──────── Passage to read ────────

# Leaking windows



## hblewett (Jan 28, 2008)

The large side window on my 2-year old Apache is leaking when it rains heavily, as it did last night. The first time we had the problem was a couple of weeks ago, up until then there has been no problem. 

I have looked at the window and the seal appears to be perfectly OK, as you would expect at this early time in its life. Even though it is still under warrantee, I am perplexed, as there is no apparent reason for the leak. I hope this is not a problem which will keep repeating itself :? 

Is this a known problem or has anyone any similar experience?


----------



## rowley (May 14, 2005)

Get it back to your Dealer ASAP.


----------



## 04HBG (Dec 9, 2007)

It will keep repeating itself.
I have had 2 Autotrails and both had leaking windows that had seals replaced time after time but still leaked.
Dont get fobbed off with excuses get a new window fitted.


----------



## hblewett (Jan 28, 2008)

The window that is causing the problems stands facing the direction we get the sun. I wonder if this may have warped the window over time? Is there any history of such things?

────────

*What you will do*.
1/ In the leaking windows thread, do these statements agree with it? (a) The seal on the leaking window looks fine. (b) The window has leaked ever since the vehicle was new. (c) One reply recommends getting a new window fitted. For each, answer yes or no and quote the deciding words.
2/ Write the next part of the leaking windows thread, picking up after its final post.
The material that comes next has no connection to the leaking windows thread.

──────── Information provided ────────

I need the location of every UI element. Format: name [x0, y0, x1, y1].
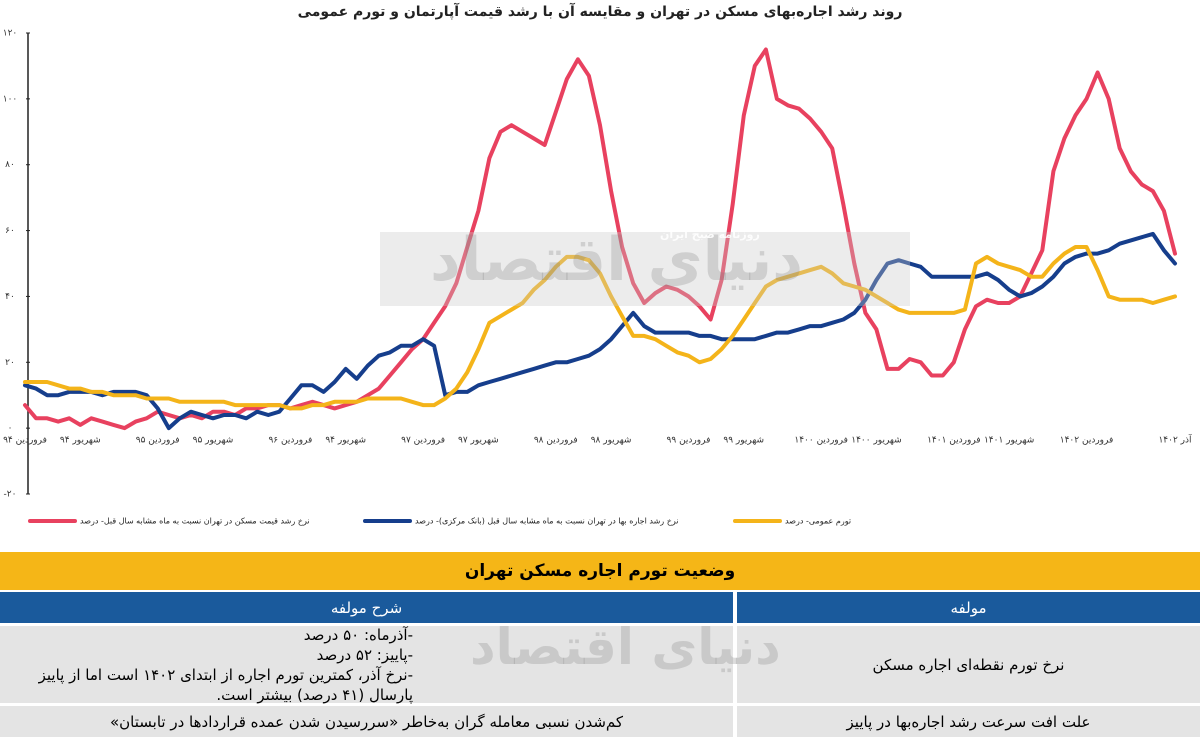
x-tick-label: فروردین ۹۶: [268, 436, 312, 446]
y-tick-label: ۴۰: [5, 292, 15, 302]
table-cell: علت افت سرعت رشد اجاره‌بها در پاییز: [737, 706, 1200, 737]
y-tick-label: ۱۰۰: [3, 94, 18, 104]
y-tick-label: -۲۰: [4, 490, 17, 500]
x-tick-label: شهریور ۱۴۰۰: [851, 436, 901, 446]
series-line: [23, 245, 1177, 411]
y-tick-label: ۶۰: [5, 226, 15, 236]
x-tick-label: فروردین ۹۸: [534, 436, 578, 446]
series-line: [23, 47, 1177, 431]
x-tick-label: شهریور ۹۵: [193, 436, 234, 446]
series-line: [23, 231, 1177, 431]
table-cell: نرخ تورم نقطه‌ای اجاره مسکن: [737, 626, 1200, 703]
header-cell: مولفه: [737, 592, 1200, 623]
cell-line: -آذرماه: ۵۰ درصد: [303, 625, 413, 644]
y-tick-label: ۸۰: [5, 160, 15, 170]
x-tick-label: شهریور ۹۴: [325, 436, 366, 446]
y-tick-label: ۰: [8, 424, 13, 434]
y-tick-label: ۱۲۰: [3, 29, 18, 39]
x-tick-label: فروردین ۱۴۰۰: [794, 436, 848, 446]
header-cell: شرح مولفه: [0, 592, 733, 623]
table-title: وضعیت تورم اجاره مسکن تهران: [0, 552, 1200, 590]
x-tick-label: فروردین ۱۴۰۱: [927, 436, 981, 446]
y-tick-label: ۲۰: [5, 358, 15, 368]
x-tick-label: فروردین ۱۴۰۲: [1060, 436, 1114, 446]
x-tick-label: شهریور ۱۴۰۱: [984, 436, 1034, 446]
x-tick-label: فروردین ۹۵: [136, 436, 180, 446]
x-tick-label: شهریور ۹۷: [458, 436, 499, 446]
table-cell: -آذرماه: ۵۰ درصد -پاییز: ۵۲ درصد -نرخ آذ…: [0, 625, 733, 704]
x-tick-label: فروردین ۹۷: [401, 436, 445, 446]
x-tick-label: شهریور ۹۸: [591, 436, 632, 446]
legend-label: نرخ رشد قیمت مسکن در تهران نسبت به ماه م…: [80, 517, 310, 526]
x-tick-label: شهریور ۹۴: [60, 436, 101, 446]
cell-line: -پاییز: ۵۲ درصد: [316, 645, 413, 664]
chart-title: روند رشد اجاره‌بهای مسکن در تهران و مقای…: [298, 2, 903, 20]
x-tick-label: فروردین ۹۴: [3, 436, 47, 446]
cell-line: -نرخ آذر، کمترین تورم اجاره از ابتدای ۱۴…: [38, 665, 413, 704]
legend-label: نرخ رشد اجاره بها در تهران نسبت به ماه م…: [415, 517, 679, 526]
legend-label: تورم عمومی- درصد: [785, 517, 851, 526]
chart: روند رشد اجاره‌بهای مسکن در تهران و مقای…: [3, 2, 1192, 526]
x-tick-label: شهریور ۹۹: [723, 436, 764, 446]
x-tick-label: آذر ۱۴۰۲: [1158, 434, 1192, 446]
x-tick-label: فروردین ۹۹: [667, 436, 711, 446]
table-cell: کم‌شدن نسبی معامله گران به‌خاطر «سررسیدن…: [0, 706, 733, 737]
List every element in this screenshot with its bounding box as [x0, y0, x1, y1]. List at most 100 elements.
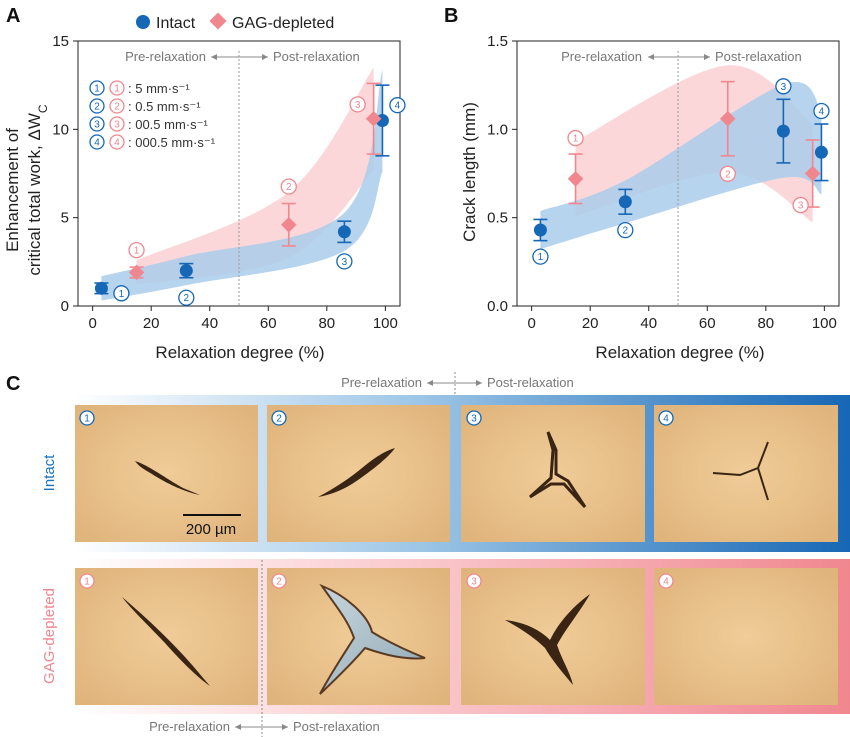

────────

*Results of the exercise*.
1/
(a) Yes: "the seal appears to be perfectly OK"
(b) No: "up until then there has been no problem"
(c) Yes: "get a new window fitted"

2/
----------



## peedee (May 10, 2005)

I have had a similar problem in a large window but only after 6 years of ownership. I suppose it depends on how the water is getting in as to what the solution is. In my case the problem was solved by simply running some clear sealant all round the outside of the frame to body joint. Problem solved.

peedee


----------



## Broom (Oct 8, 2007)

Hi All

My near side sliding window leaks when washing it, or in driving rain from the rear, its bowed and fills up the internal gutter.

To resolve I have inserted a piece of small bore pipe which now drains it away.

I will bring it to the dealers attention when having the habitation service done.

Moterhome is 20 months old.

Best Regards
Broom


----------



## Mrplodd (Mar 4, 2008)

How spooky !!

I was just about to start a thread because the REAR window of my Dakota is leaking !! I had pretty much decided to run a bead of clear silicone around the top of the frame when it finally stops raining. You have just confirmed my suspicion that the window frame to wall seal has broken down.

Just waiting for a dry day now !!!


----------



## hblewett (Jan 28, 2008)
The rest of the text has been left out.